--- Begin EXCERPTED DATA ---
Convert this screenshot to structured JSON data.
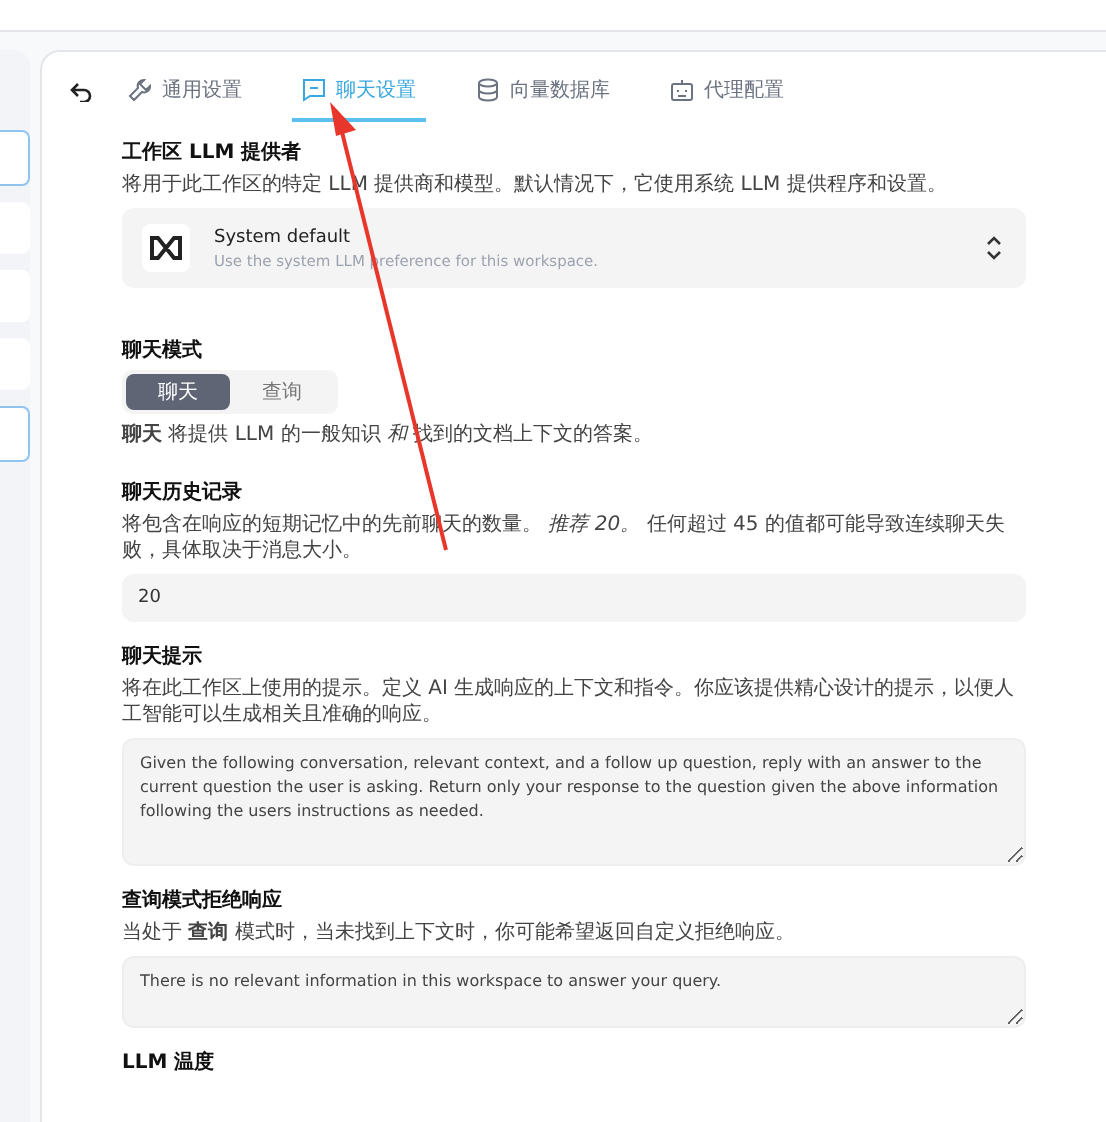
{
  "tabs": [
    {
      "label": "通用设置",
      "selected": false
    },
    {
      "label": "聊天设置",
      "selected": true
    },
    {
      "label": "向量数据库",
      "selected": false
    },
    {
      "label": "代理配置",
      "selected": false
    }
  ],
  "provider": {
    "title": "工作区 LLM 提供者",
    "description": "将用于此工作区的特定 LLM 提供商和模型。默认情况下，它使用系统 LLM 提供程序和设置。",
    "name": "System default",
    "subtitle": "Use the system LLM preference for this workspace."
  },
  "chat_mode": {
    "title": "聊天模式",
    "options": [
      {
        "label": "聊天",
        "selected": true
      },
      {
        "label": "查询",
        "selected": false
      }
    ],
    "description": "**聊天** 将提供 LLM 的一般知识 *和* 找到的文档上下文的答案。"
  },
  "history": {
    "title": "聊天历史记录",
    "description": "将包含在响应的短期记忆中的先前聊天的数量。 *推荐 20。* 任何超过 45 的值都可能导致连续聊天失败，具体取决于消息大小。",
    "value": "20"
  },
  "prompt": {
    "title": "聊天提示",
    "description": "将在此工作区上使用的提示。定义 AI 生成响应的上下文和指令。你应该提供精心设计的提示，以便人工智能可以生成相关且准确的响应。",
    "value": "Given the following conversation, relevant context, and a follow up question, reply with an answer to the current question the user is asking. Return only your response to the question given the above information following the users instructions as needed."
  },
  "refusal": {
    "title": "查询模式拒绝响应",
    "description": "当处于 **查询** 模式时，当未找到上下文时，你可能希望返回自定义拒绝响应。",
    "value": "There is no relevant information in this workspace to answer your query."
  },
  "next_section": {
    "title": "LLM 温度"
  }
}
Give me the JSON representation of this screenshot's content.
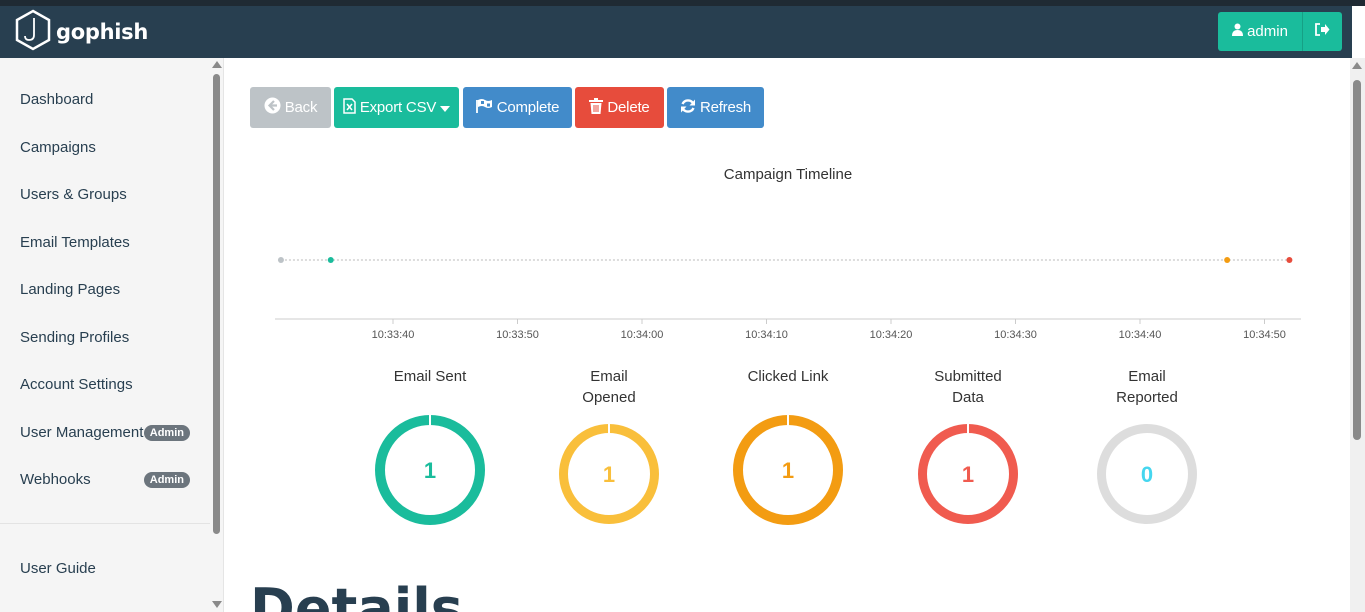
{
  "navbar": {
    "brand": "gophish",
    "user_label": "admin"
  },
  "sidebar": {
    "items": [
      {
        "label": "Dashboard"
      },
      {
        "label": "Campaigns"
      },
      {
        "label": "Users & Groups"
      },
      {
        "label": "Email Templates"
      },
      {
        "label": "Landing Pages"
      },
      {
        "label": "Sending Profiles"
      },
      {
        "label": "Account Settings"
      },
      {
        "label": "User Management",
        "badge": "Admin"
      },
      {
        "label": "Webhooks",
        "badge": "Admin"
      }
    ],
    "footer_item": "User Guide"
  },
  "toolbar": {
    "back": "Back",
    "export": "Export CSV",
    "complete": "Complete",
    "delete": "Delete",
    "refresh": "Refresh"
  },
  "timeline": {
    "title": "Campaign Timeline",
    "ticks": [
      "10:33:40",
      "10:33:50",
      "10:34:00",
      "10:34:10",
      "10:34:20",
      "10:34:30",
      "10:34:40",
      "10:34:50"
    ],
    "events": [
      {
        "time": "10:33:31",
        "color": "#bdc3c7"
      },
      {
        "time": "10:33:35",
        "color": "#1abc9c"
      },
      {
        "time": "10:34:47",
        "color": "#f39c12"
      },
      {
        "time": "10:34:52",
        "color": "#e74c3c"
      }
    ]
  },
  "stats": [
    {
      "line1": "Email Sent",
      "line2": "",
      "value": "1",
      "color": "#1abc9c",
      "fraction": 1
    },
    {
      "line1": "Email",
      "line2": "Opened",
      "value": "1",
      "color": "#f9bf3b",
      "fraction": 1
    },
    {
      "line1": "Clicked Link",
      "line2": "",
      "value": "1",
      "color": "#f39c12",
      "fraction": 1
    },
    {
      "line1": "Submitted",
      "line2": "Data",
      "value": "1",
      "color": "#f05b4f",
      "fraction": 1
    },
    {
      "line1": "Email",
      "line2": "Reported",
      "value": "0",
      "color": "#dddddd",
      "value_color": "#45d6ef",
      "fraction": 0
    }
  ],
  "details_heading": "Details"
}
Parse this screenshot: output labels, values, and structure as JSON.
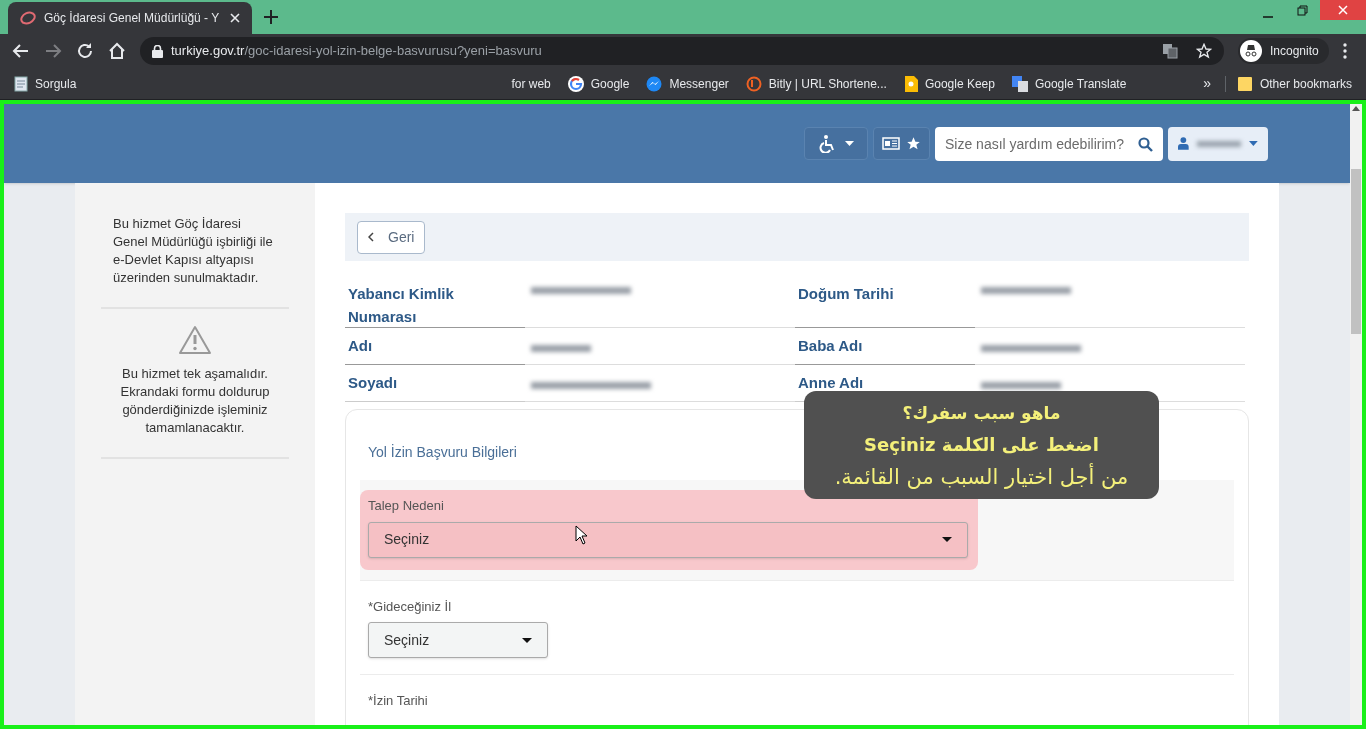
{
  "browser": {
    "tab": {
      "title": "Göç İdaresi Genel Müdürlüğü - Y"
    },
    "address": {
      "host": "turkiye.gov.tr",
      "path": "/goc-idaresi-yol-izin-belge-basvurusu?yeni=basvuru"
    },
    "profile": "Incognito",
    "bookmarks": [
      {
        "label": "Sorgula",
        "kind": "doc"
      },
      {
        "label": "for web",
        "kind": "plain"
      },
      {
        "label": "Google",
        "kind": "google"
      },
      {
        "label": "Messenger",
        "kind": "messenger"
      },
      {
        "label": "Bitly | URL Shortene...",
        "kind": "bitly"
      },
      {
        "label": "Google Keep",
        "kind": "keep"
      },
      {
        "label": "Google Translate",
        "kind": "translate"
      }
    ],
    "overflow": "»",
    "other_bookmarks": "Other bookmarks"
  },
  "header": {
    "search": {
      "placeholder": "Size nasıl yardım edebilirim?"
    }
  },
  "sidebar": {
    "notes": [
      {
        "kind": "plain",
        "text": "Bu hizmet Göç İdaresi Genel Müdürlüğü işbirliği ile e-Devlet Kapısı altyapısı üzerinden sunulmaktadır."
      },
      {
        "kind": "warning",
        "text": "Bu hizmet tek aşamalıdır. Ekrandaki formu doldurup gönderdiğinizde işleminiz tamamlanacaktır."
      }
    ]
  },
  "main": {
    "back_button": "Geri",
    "identity": [
      {
        "label": "Yabancı Kimlik Numarası"
      },
      {
        "label": "Doğum Tarihi"
      },
      {
        "label": "Adı"
      },
      {
        "label": "Baba Adı"
      },
      {
        "label": "Soyadı"
      },
      {
        "label": "Anne Adı"
      }
    ],
    "form": {
      "title": "Yol İzin Başvuru Bilgileri",
      "fields": [
        {
          "kind": "wide",
          "label": "Talep Nedeni",
          "value": "Seçiniz",
          "highlighted": true
        },
        {
          "kind": "narrow",
          "label": "*Gideceğiniz İl",
          "value": "Seçiniz",
          "highlighted": false
        },
        {
          "kind": "cut",
          "label": "*İzin Tarihi"
        }
      ]
    }
  },
  "callout": {
    "lines": [
      "ماهو سبب سفرك؟",
      "اضغط على الكلمة Seçiniz",
      "من أجل اختيار السبب من القائمة."
    ]
  }
}
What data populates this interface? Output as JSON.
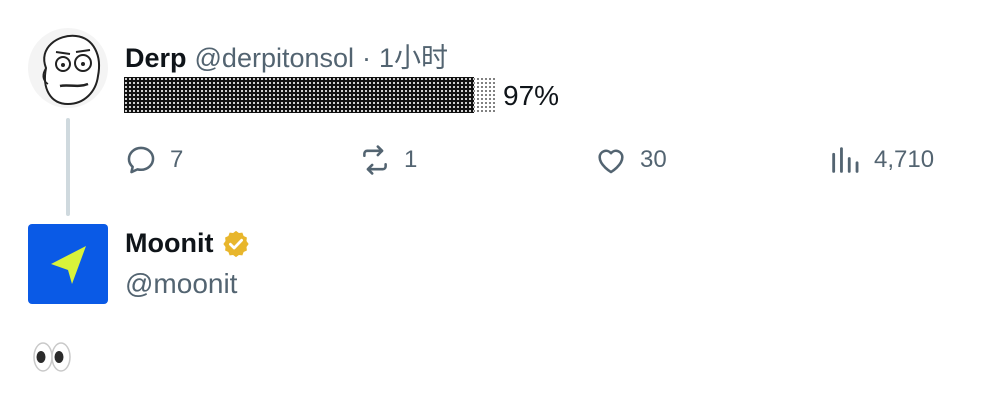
{
  "tweet1": {
    "display_name": "Derp",
    "handle": "@derpitonsol",
    "separator": "·",
    "time": "1小时",
    "progress": {
      "percent_label": "97%",
      "fill_fraction": 0.94
    },
    "actions": {
      "replies": "7",
      "reposts": "1",
      "likes": "30",
      "views": "4,710"
    }
  },
  "tweet2": {
    "display_name": "Moonit",
    "handle": "@moonit",
    "verified": true,
    "body_emoji_name": "eyes-emoji"
  },
  "colors": {
    "muted": "#536471",
    "verified_gold": "#e8b62c",
    "moonit_blue": "#0a5ae6",
    "moonit_arrow": "#d8f33a",
    "thread_line": "#cfd9de"
  }
}
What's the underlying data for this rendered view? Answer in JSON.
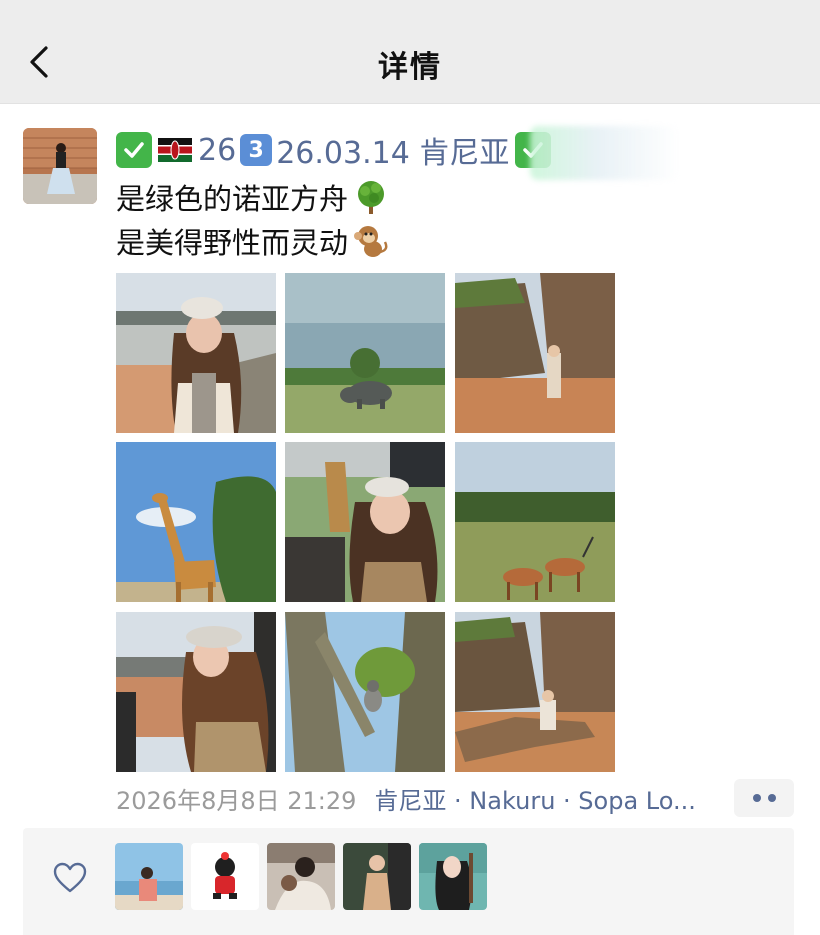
{
  "nav": {
    "title": "详情",
    "back_icon": "chevron-left-icon"
  },
  "post": {
    "name_prefix": "26",
    "name_keycap": "3",
    "name_suffix": "26.03.14 肯尼亚",
    "line1": "是绿色的诺亚方舟",
    "line2": "是美得野性而灵动",
    "line1_emoji": "tree-icon",
    "line2_emoji": "monkey-icon",
    "photos": [
      {
        "desc": "woman-by-lake"
      },
      {
        "desc": "rhino-grassland"
      },
      {
        "desc": "woman-canyon"
      },
      {
        "desc": "giraffe-tree"
      },
      {
        "desc": "woman-in-safari-car"
      },
      {
        "desc": "antelopes-savanna"
      },
      {
        "desc": "woman-window-lake"
      },
      {
        "desc": "monkey-in-tree"
      },
      {
        "desc": "woman-sitting-log"
      }
    ]
  },
  "meta": {
    "time": "2026年8月8日 21:29",
    "location": "肯尼亚 · Nakuru · Sopa Lo..."
  },
  "likes": {
    "icon": "heart-icon",
    "avatars": 5
  },
  "colors": {
    "link": "#576b95",
    "nav_bg": "#ededed",
    "likes_bg": "#f5f5f5",
    "check": "#43b549"
  }
}
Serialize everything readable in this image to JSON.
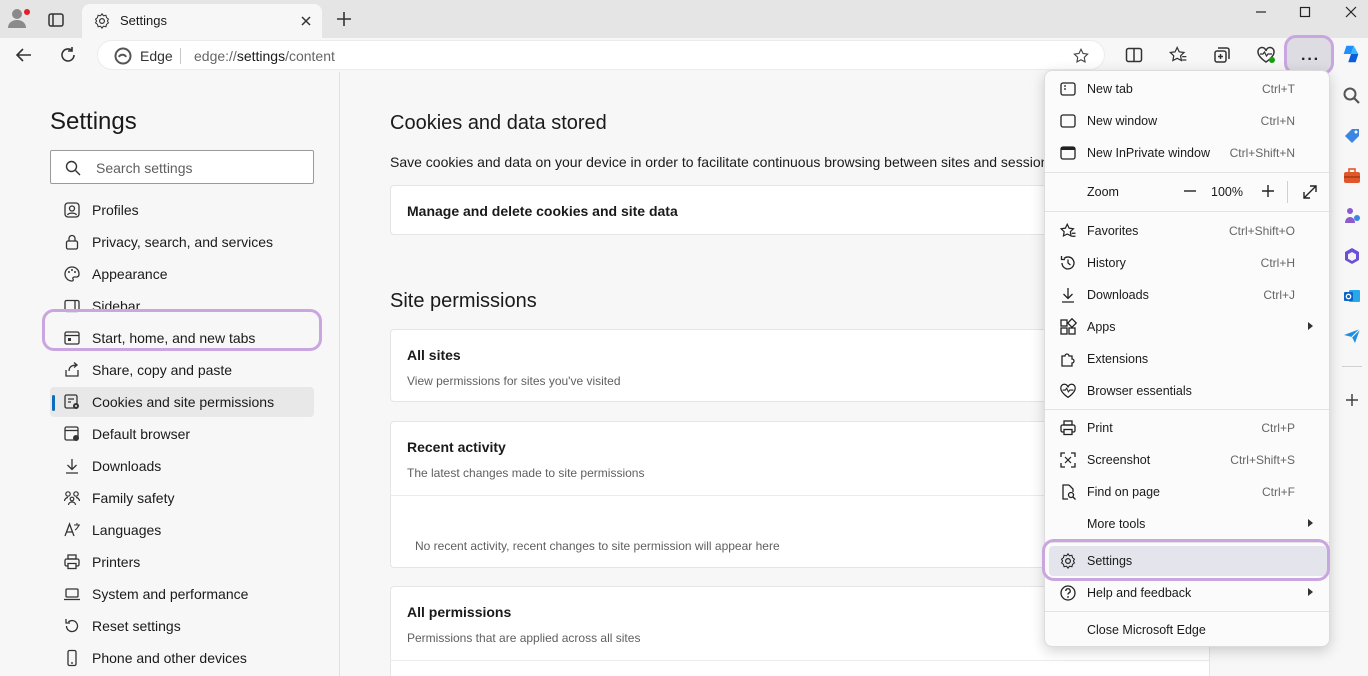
--- End EXCERPTED DATA ---
**GOAL**
Check every line of the data above for the string "description", and copy those that have it.

**RESULT**
    "description": "将用于此工作区的特定 LLM 提供商和模型。默认情况下，它使用系统 LLM 提供程序和设置。",
    "description": "**聊天** 将提供 LLM 的一般知识 *和* 找到的文档上下文的答案。"
    "description": "将包含在响应的短期记忆中的先前聊天的数量。 *推荐 20。* 任何超过 45 的值都可能导致连续聊天失败，具体取决于消息大小。",
    "description": "将在此工作区上使用的提示。定义 AI 生成响应的上下文和指令。你应该提供精心设计的提示，以便人工智能可以生成相关且准确的响应。",
    "description": "当处于 **查询** 模式时，当未找到上下文时，你可能希望返回自定义拒绝响应。",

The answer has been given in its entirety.